◆ **Available records**:
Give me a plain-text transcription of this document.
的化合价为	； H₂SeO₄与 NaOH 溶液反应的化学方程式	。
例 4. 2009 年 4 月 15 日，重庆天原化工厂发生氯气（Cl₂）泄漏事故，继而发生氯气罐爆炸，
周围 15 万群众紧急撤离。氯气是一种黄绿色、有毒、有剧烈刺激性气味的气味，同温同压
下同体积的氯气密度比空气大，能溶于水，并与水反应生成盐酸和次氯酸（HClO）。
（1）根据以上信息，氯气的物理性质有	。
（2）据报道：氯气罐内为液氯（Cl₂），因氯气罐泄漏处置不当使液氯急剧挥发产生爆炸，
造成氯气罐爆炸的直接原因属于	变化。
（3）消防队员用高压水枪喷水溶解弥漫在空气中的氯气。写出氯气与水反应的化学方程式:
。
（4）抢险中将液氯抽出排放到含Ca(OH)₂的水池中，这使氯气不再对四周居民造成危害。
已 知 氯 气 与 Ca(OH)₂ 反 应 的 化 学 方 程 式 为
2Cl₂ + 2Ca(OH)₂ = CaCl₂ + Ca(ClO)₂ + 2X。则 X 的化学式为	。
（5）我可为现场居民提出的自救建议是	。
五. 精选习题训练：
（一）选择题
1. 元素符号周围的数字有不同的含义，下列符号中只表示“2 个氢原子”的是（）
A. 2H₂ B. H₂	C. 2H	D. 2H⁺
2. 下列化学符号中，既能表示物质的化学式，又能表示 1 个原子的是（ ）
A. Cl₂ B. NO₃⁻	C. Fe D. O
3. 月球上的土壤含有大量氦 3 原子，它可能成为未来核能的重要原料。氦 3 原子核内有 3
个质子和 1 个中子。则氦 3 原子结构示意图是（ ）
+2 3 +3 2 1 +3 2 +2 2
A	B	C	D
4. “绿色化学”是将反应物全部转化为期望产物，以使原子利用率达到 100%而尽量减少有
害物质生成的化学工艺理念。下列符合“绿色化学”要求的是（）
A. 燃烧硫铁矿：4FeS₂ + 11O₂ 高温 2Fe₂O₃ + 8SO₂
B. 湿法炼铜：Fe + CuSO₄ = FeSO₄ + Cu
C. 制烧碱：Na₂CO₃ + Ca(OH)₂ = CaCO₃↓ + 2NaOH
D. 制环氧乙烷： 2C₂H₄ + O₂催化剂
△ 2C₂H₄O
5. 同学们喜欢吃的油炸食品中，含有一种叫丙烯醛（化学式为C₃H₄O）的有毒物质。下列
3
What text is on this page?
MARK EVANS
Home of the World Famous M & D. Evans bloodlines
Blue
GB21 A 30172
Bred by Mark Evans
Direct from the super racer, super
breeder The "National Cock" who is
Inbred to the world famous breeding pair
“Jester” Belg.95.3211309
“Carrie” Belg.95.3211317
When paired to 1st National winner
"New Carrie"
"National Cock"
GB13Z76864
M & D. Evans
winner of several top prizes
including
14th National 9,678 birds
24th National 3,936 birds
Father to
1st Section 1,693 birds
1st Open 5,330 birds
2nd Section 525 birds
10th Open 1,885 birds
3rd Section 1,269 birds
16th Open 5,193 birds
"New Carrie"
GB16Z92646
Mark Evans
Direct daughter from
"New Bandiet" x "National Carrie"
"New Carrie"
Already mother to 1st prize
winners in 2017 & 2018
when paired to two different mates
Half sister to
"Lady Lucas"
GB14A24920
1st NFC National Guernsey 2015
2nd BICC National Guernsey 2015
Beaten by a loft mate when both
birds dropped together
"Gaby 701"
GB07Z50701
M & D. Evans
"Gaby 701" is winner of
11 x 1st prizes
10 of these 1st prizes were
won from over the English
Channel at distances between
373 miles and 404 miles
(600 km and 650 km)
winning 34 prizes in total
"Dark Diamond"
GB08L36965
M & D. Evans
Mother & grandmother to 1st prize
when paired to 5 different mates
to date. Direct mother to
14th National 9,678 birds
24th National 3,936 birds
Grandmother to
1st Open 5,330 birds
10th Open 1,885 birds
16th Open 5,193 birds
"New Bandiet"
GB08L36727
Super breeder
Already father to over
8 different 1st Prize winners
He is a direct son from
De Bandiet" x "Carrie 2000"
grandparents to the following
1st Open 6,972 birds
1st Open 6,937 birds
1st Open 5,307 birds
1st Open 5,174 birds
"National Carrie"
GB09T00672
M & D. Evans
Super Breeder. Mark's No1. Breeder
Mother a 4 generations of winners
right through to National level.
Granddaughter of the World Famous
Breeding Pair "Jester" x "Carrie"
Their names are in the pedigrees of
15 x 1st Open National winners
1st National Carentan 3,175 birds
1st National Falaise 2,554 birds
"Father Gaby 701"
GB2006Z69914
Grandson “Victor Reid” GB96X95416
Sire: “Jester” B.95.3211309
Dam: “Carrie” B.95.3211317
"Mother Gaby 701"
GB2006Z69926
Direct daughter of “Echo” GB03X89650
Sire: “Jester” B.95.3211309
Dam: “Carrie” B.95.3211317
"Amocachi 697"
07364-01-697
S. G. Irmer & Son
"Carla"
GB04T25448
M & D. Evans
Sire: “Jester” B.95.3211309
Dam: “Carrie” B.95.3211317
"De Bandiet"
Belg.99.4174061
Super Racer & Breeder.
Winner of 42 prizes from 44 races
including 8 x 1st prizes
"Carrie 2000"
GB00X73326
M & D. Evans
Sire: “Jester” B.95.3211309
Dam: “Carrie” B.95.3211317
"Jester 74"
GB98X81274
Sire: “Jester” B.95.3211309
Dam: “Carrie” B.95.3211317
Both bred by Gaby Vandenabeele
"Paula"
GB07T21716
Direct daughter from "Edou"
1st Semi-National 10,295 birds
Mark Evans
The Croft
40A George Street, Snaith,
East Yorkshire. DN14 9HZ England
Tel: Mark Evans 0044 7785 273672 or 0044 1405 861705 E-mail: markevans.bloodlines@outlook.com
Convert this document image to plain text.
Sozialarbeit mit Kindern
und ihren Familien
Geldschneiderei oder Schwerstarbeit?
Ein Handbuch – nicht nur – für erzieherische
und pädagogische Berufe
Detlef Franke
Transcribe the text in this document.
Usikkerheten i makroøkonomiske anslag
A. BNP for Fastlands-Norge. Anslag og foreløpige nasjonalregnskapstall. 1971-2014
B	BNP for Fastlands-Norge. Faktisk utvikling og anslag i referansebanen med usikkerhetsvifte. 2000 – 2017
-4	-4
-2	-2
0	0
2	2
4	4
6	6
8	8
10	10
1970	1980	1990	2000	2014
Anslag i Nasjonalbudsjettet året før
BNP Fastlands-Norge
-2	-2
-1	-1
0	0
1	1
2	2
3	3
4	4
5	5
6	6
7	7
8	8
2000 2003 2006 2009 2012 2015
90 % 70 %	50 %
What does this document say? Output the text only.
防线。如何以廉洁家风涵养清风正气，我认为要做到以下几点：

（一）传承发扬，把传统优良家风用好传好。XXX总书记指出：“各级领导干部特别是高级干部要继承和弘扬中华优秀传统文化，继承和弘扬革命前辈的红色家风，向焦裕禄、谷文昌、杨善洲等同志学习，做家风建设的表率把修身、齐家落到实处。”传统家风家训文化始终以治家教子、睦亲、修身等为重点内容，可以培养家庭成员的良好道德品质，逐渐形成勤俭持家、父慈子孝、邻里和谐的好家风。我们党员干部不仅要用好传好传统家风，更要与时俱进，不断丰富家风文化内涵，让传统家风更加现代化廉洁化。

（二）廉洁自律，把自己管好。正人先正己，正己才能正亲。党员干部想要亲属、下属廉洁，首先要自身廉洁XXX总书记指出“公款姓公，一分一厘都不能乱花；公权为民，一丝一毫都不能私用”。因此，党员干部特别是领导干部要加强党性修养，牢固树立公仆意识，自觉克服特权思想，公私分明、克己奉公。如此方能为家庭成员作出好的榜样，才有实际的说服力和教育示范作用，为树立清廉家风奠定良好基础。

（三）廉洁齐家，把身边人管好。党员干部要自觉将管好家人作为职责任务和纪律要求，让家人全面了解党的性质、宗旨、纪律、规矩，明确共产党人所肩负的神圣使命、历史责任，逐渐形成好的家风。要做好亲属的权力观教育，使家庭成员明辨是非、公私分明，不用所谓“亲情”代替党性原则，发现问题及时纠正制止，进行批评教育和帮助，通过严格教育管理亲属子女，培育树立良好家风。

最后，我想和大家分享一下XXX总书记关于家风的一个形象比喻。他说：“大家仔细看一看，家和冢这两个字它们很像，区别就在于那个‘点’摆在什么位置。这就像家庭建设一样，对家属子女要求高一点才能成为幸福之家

◆ **What to do**:
Print again the material above, limited to the lines from the one holding "Convert this document image to plain text." through the last, inclusive.

◆ **The reply**:
Convert this document image to plain text.
Sozialarbeit mit Kindern
und ihren Familien
Geldschneiderei oder Schwerstarbeit?
Ein Handbuch – nicht nur – für erzieherische
und pädagogische Berufe
Detlef Franke
Transcribe the text in this document.
Usikkerheten i makroøkonomiske anslag
A. BNP for Fastlands-Norge. Anslag og foreløpige nasjonalregnskapstall. 1971-2014
B	BNP for Fastlands-Norge. Faktisk utvikling og anslag i referansebanen med usikkerhetsvifte. 2000 – 2017
-4	-4
-2	-2
0	0
2	2
4	4
6	6
8	8
10	10
1970	1980	1990	2000	2014
Anslag i Nasjonalbudsjettet året før
BNP Fastlands-Norge
-2	-2
-1	-1
0	0
1	1
2	2
3	3
4	4
5	5
6	6
7	7
8	8
2000 2003 2006 2009 2012 2015
90 % 70 %	50 %
What does this document say? Output the text only.
防线。如何以廉洁家风涵养清风正气，我认为要做到以下几点：

（一）传承发扬，把传统优良家风用好传好。XXX总书记指出：“各级领导干部特别是高级干部要继承和弘扬中华优秀传统文化，继承和弘扬革命前辈的红色家风，向焦裕禄、谷文昌、杨善洲等同志学习，做家风建设的表率把修身、齐家落到实处。”传统家风家训文化始终以治家教子、睦亲、修身等为重点内容，可以培养家庭成员的良好道德品质，逐渐形成勤俭持家、父慈子孝、邻里和谐的好家风。我们党员干部不仅要用好传好传统家风，更要与时俱进，不断丰富家风文化内涵，让传统家风更加现代化廉洁化。

（二）廉洁自律，把自己管好。正人先正己，正己才能正亲。党员干部想要亲属、下属廉洁，首先要自身廉洁XXX总书记指出“公款姓公，一分一厘都不能乱花；公权为民，一丝一毫都不能私用”。因此，党员干部特别是领导干部要加强党性修养，牢固树立公仆意识，自觉克服特权思想，公私分明、克己奉公。如此方能为家庭成员作出好的榜样，才有实际的说服力和教育示范作用，为树立清廉家风奠定良好基础。

（三）廉洁齐家，把身边人管好。党员干部要自觉将管好家人作为职责任务和纪律要求，让家人全面了解党的性质、宗旨、纪律、规矩，明确共产党人所肩负的神圣使命、历史责任，逐渐形成好的家风。要做好亲属的权力观教育，使家庭成员明辨是非、公私分明，不用所谓“亲情”代替党性原则，发现问题及时纠正制止，进行批评教育和帮助，通过严格教育管理亲属子女，培育树立良好家风。

最后，我想和大家分享一下XXX总书记关于家风的一个形象比喻。他说：“大家仔细看一看，家和冢这两个字它们很像，区别就在于那个‘点’摆在什么位置。这就像家庭建设一样，对家属子女要求高一点才能成为幸福之家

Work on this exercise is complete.